## Challenge
Collect each line of the records containing the string "Power".

## Supplied records
————————

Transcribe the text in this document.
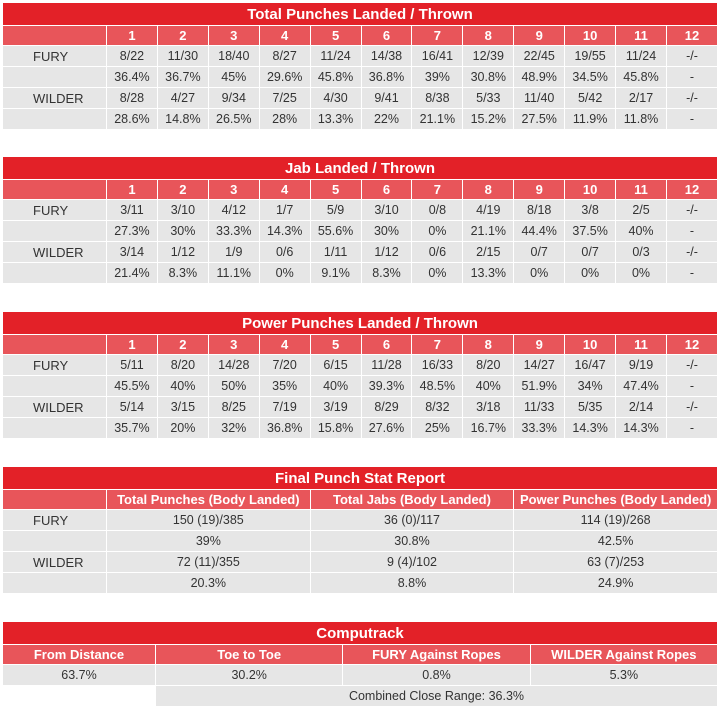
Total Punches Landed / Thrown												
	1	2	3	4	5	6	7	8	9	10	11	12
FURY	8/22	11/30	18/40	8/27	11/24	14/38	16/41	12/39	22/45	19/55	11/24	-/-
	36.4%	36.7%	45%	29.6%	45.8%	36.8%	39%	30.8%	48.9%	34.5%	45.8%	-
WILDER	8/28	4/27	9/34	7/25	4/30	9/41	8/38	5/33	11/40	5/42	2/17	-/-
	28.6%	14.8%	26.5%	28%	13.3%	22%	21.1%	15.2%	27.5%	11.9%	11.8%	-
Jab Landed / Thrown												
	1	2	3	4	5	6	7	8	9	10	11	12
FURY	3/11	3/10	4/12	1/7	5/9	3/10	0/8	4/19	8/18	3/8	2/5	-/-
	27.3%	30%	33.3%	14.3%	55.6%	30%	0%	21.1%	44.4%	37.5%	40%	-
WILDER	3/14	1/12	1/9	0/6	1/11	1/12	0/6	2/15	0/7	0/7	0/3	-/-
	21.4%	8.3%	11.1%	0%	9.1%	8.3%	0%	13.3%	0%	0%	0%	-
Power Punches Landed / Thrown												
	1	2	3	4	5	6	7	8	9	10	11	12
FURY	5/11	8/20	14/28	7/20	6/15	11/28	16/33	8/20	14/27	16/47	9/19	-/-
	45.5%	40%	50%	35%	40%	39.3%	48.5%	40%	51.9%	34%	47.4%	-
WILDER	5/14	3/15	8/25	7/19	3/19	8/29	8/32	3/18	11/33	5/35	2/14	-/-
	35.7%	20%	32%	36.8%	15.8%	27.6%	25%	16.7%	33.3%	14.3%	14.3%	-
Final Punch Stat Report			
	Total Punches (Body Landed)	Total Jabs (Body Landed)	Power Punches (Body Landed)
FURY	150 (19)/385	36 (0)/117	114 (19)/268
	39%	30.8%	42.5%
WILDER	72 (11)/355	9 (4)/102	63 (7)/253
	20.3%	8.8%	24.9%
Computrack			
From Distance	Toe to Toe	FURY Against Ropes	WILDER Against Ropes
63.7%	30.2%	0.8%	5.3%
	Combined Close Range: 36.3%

————————

## The completed task
Power Punches Landed / Thrown												
	Total Punches (Body Landed)	Total Jabs (Body Landed)	Power Punches (Body Landed)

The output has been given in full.